▶ [Exercise]
Set down the data below word for word, preserving every line in its original order.
## Begin The input
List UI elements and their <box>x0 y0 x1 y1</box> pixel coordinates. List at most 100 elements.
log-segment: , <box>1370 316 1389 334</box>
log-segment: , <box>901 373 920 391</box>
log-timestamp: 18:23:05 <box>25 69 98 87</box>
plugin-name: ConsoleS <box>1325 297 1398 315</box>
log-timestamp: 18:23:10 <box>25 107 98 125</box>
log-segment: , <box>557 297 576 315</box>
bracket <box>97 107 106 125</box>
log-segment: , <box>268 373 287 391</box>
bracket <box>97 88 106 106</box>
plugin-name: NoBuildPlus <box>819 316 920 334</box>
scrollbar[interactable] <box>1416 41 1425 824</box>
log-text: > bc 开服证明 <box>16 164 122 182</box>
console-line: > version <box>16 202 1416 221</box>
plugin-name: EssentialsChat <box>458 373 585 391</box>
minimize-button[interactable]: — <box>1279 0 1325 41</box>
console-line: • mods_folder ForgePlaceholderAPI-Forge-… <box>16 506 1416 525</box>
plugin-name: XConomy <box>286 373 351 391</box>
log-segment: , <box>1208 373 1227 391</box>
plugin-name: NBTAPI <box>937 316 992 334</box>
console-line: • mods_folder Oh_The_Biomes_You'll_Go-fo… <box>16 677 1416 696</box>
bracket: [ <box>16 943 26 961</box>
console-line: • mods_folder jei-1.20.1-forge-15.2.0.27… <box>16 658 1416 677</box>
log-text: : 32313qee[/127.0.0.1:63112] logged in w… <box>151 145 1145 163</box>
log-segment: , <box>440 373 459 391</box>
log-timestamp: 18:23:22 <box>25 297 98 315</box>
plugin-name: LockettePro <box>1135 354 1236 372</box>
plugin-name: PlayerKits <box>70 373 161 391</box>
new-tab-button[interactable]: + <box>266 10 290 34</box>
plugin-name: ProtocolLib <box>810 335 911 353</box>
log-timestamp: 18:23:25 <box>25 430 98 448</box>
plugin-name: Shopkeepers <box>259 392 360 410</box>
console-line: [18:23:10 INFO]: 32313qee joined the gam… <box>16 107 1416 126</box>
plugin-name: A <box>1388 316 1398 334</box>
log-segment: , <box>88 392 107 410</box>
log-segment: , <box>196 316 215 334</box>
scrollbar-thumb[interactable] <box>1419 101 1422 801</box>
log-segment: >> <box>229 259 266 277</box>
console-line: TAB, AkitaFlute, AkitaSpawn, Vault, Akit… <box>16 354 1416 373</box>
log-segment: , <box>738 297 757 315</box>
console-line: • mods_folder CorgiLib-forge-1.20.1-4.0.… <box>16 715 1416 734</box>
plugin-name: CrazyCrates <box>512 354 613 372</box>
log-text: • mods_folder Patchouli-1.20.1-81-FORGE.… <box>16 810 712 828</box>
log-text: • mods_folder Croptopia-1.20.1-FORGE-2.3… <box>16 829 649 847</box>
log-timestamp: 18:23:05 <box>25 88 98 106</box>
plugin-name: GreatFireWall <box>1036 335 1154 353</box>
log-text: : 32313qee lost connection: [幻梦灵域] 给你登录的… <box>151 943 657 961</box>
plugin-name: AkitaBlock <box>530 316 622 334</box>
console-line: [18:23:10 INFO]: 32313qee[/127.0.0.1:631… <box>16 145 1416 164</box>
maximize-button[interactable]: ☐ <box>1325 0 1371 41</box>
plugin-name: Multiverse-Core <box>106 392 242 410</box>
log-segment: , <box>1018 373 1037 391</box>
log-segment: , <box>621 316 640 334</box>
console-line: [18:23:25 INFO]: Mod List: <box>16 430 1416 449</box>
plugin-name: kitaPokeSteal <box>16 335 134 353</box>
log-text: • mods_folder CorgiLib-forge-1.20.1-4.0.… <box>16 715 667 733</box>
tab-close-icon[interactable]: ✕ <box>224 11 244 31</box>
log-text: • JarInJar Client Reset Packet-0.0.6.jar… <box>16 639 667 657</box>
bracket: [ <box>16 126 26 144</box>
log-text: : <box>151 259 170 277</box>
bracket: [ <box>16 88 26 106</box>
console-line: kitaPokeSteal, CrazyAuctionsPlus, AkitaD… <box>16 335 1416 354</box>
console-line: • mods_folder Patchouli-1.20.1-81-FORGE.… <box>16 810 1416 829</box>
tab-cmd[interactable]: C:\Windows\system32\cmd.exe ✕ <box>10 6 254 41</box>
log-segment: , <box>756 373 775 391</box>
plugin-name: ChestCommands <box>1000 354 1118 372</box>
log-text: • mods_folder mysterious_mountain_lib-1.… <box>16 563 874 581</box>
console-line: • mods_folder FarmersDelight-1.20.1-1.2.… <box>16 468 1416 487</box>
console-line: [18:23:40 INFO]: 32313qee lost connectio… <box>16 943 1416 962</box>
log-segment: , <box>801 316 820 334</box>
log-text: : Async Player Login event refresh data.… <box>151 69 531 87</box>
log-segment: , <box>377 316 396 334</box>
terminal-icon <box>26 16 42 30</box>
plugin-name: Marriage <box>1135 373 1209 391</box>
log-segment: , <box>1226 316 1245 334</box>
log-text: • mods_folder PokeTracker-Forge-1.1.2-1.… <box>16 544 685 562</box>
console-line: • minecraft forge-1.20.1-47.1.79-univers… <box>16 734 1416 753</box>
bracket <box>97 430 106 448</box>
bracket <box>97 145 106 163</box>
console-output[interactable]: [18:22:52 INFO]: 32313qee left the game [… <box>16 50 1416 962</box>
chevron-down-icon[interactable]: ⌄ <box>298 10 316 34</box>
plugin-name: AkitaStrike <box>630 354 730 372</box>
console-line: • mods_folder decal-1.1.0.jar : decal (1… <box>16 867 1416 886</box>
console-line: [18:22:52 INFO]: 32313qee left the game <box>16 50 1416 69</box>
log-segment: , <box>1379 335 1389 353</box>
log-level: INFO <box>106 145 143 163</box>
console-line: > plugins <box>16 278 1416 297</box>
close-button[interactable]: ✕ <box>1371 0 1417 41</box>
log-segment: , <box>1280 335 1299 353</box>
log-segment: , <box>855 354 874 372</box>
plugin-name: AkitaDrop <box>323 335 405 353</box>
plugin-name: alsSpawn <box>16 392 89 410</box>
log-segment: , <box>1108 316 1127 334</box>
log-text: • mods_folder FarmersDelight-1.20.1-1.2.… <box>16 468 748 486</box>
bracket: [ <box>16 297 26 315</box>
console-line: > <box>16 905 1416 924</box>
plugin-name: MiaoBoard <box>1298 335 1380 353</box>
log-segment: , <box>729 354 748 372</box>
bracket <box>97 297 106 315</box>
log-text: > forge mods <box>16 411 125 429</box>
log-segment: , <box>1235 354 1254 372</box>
## End The input
▶ [Response]
List UI elements and their <box>x0 y0 x1 y1</box> pixel coordinates. List at most 100 elements.
log-segment: , <box>1370 316 1389 334</box>
log-segment: , <box>901 373 920 391</box>
log-timestamp: 18:23:05 <box>25 69 98 87</box>
plugin-name: ConsoleS <box>1325 297 1398 315</box>
log-timestamp: 18:23:10 <box>25 107 98 125</box>
log-segment: , <box>557 297 576 315</box>
bracket <box>97 107 106 125</box>
log-segment: , <box>268 373 287 391</box>
bracket <box>97 88 106 106</box>
plugin-name: NoBuildPlus <box>819 316 920 334</box>
scrollbar[interactable] <box>1416 41 1425 824</box>
log-text: > bc 开服证明 <box>16 164 122 182</box>
console-line: > version <box>16 202 1416 221</box>
plugin-name: EssentialsChat <box>458 373 585 391</box>
minimize-button[interactable]: — <box>1279 0 1325 41</box>
console-line: • mods_folder ForgePlaceholderAPI-Forge-… <box>16 506 1416 525</box>
plugin-name: XConomy <box>286 373 351 391</box>
log-segment: , <box>1208 373 1227 391</box>
plugin-name: NBTAPI <box>937 316 992 334</box>
console-line: • mods_folder Oh_The_Biomes_You'll_Go-fo… <box>16 677 1416 696</box>
bracket: [ <box>16 943 26 961</box>
console-line: • mods_folder jei-1.20.1-forge-15.2.0.27… <box>16 658 1416 677</box>
log-text: : 32313qee[/127.0.0.1:63112] logged in w… <box>151 145 1145 163</box>
log-segment: , <box>440 373 459 391</box>
log-timestamp: 18:23:22 <box>25 297 98 315</box>
plugin-name: LockettePro <box>1135 354 1236 372</box>
plugin-name: PlayerKits <box>70 373 161 391</box>
new-tab-button[interactable]: + <box>266 10 290 34</box>
plugin-name: ProtocolLib <box>810 335 911 353</box>
log-timestamp: 18:23:25 <box>25 430 98 448</box>
plugin-name: Shopkeepers <box>259 392 360 410</box>
console-line: [18:23:10 INFO]: 32313qee joined the gam… <box>16 107 1416 126</box>
plugin-name: A <box>1388 316 1398 334</box>
log-segment: , <box>88 392 107 410</box>
log-segment: , <box>196 316 215 334</box>
scrollbar-thumb[interactable] <box>1419 101 1422 801</box>
log-segment: >> <box>229 259 266 277</box>
console-line: TAB, AkitaFlute, AkitaSpawn, Vault, Akit… <box>16 354 1416 373</box>
log-segment: , <box>738 297 757 315</box>
console-line: • mods_folder CorgiLib-forge-1.20.1-4.0.… <box>16 715 1416 734</box>
plugin-name: CrazyCrates <box>512 354 613 372</box>
log-text: • mods_folder Patchouli-1.20.1-81-FORGE.… <box>16 810 712 828</box>
log-text: • mods_folder Croptopia-1.20.1-FORGE-2.3… <box>16 829 649 847</box>
log-timestamp: 18:23:05 <box>25 88 98 106</box>
plugin-name: GreatFireWall <box>1036 335 1154 353</box>
log-text: : 32313qee lost connection: [幻梦灵域] 给你登录的… <box>151 943 657 961</box>
plugin-name: AkitaBlock <box>530 316 622 334</box>
console-line: [18:23:10 INFO]: 32313qee[/127.0.0.1:631… <box>16 145 1416 164</box>
maximize-button[interactable]: ☐ <box>1325 0 1371 41</box>
plugin-name: Multiverse-Core <box>106 392 242 410</box>
log-segment: , <box>1018 373 1037 391</box>
log-segment: , <box>621 316 640 334</box>
console-line: [18:23:25 INFO]: Mod List: <box>16 430 1416 449</box>
plugin-name: kitaPokeSteal <box>16 335 134 353</box>
log-text: • mods_folder CorgiLib-forge-1.20.1-4.0.… <box>16 715 667 733</box>
tab-close-icon[interactable]: ✕ <box>224 11 244 31</box>
log-text: • JarInJar Client Reset Packet-0.0.6.jar… <box>16 639 667 657</box>
bracket: [ <box>16 126 26 144</box>
log-text: : <box>151 259 170 277</box>
bracket: [ <box>16 88 26 106</box>
console-line: kitaPokeSteal, CrazyAuctionsPlus, AkitaD… <box>16 335 1416 354</box>
console-line: • mods_folder Patchouli-1.20.1-81-FORGE.… <box>16 810 1416 829</box>
tab-cmd[interactable]: C:\Windows\system32\cmd.exe ✕ <box>10 6 254 41</box>
log-segment: , <box>756 373 775 391</box>
plugin-name: ChestCommands <box>1000 354 1118 372</box>
log-text: • mods_folder mysterious_mountain_lib-1.… <box>16 563 874 581</box>
console-line: • mods_folder FarmersDelight-1.20.1-1.2.… <box>16 468 1416 487</box>
console-line: [18:23:40 INFO]: 32313qee lost connectio… <box>16 943 1416 962</box>
log-segment: , <box>801 316 820 334</box>
log-text: : Async Player Login event refresh data.… <box>151 69 531 87</box>
log-segment: , <box>377 316 396 334</box>
terminal-icon <box>26 16 42 30</box>
plugin-name: Marriage <box>1135 373 1209 391</box>
log-segment: , <box>1226 316 1245 334</box>
log-text: • mods_folder PokeTracker-Forge-1.1.2-1.… <box>16 544 685 562</box>
console-line: • minecraft forge-1.20.1-47.1.79-univers… <box>16 734 1416 753</box>
bracket <box>97 430 106 448</box>
bracket <box>97 145 106 163</box>
console-output[interactable]: [18:22:52 INFO]: 32313qee left the game [… <box>16 50 1416 962</box>
chevron-down-icon[interactable]: ⌄ <box>298 10 316 34</box>
plugin-name: AkitaStrike <box>630 354 730 372</box>
console-line: • mods_folder decal-1.1.0.jar : decal (1… <box>16 867 1416 886</box>
console-line: [18:22:52 INFO]: 32313qee left the game <box>16 50 1416 69</box>
log-segment: , <box>1379 335 1389 353</box>
log-level: INFO <box>106 145 143 163</box>
console-line: > plugins <box>16 278 1416 297</box>
close-button[interactable]: ✕ <box>1371 0 1417 41</box>
log-segment: , <box>1280 335 1299 353</box>
log-segment: , <box>855 354 874 372</box>
plugin-name: AkitaDrop <box>323 335 405 353</box>
plugin-name: alsSpawn <box>16 392 89 410</box>
log-segment: , <box>1108 316 1127 334</box>
log-text: • mods_folder FarmersDelight-1.20.1-1.2.… <box>16 468 748 486</box>
bracket: [ <box>16 297 26 315</box>
console-line: > <box>16 905 1416 924</box>
plugin-name: MiaoBoard <box>1298 335 1380 353</box>
log-segment: , <box>729 354 748 372</box>
bracket <box>97 297 106 315</box>
log-text: > forge mods <box>16 411 125 429</box>
log-segment: , <box>1235 354 1254 372</box>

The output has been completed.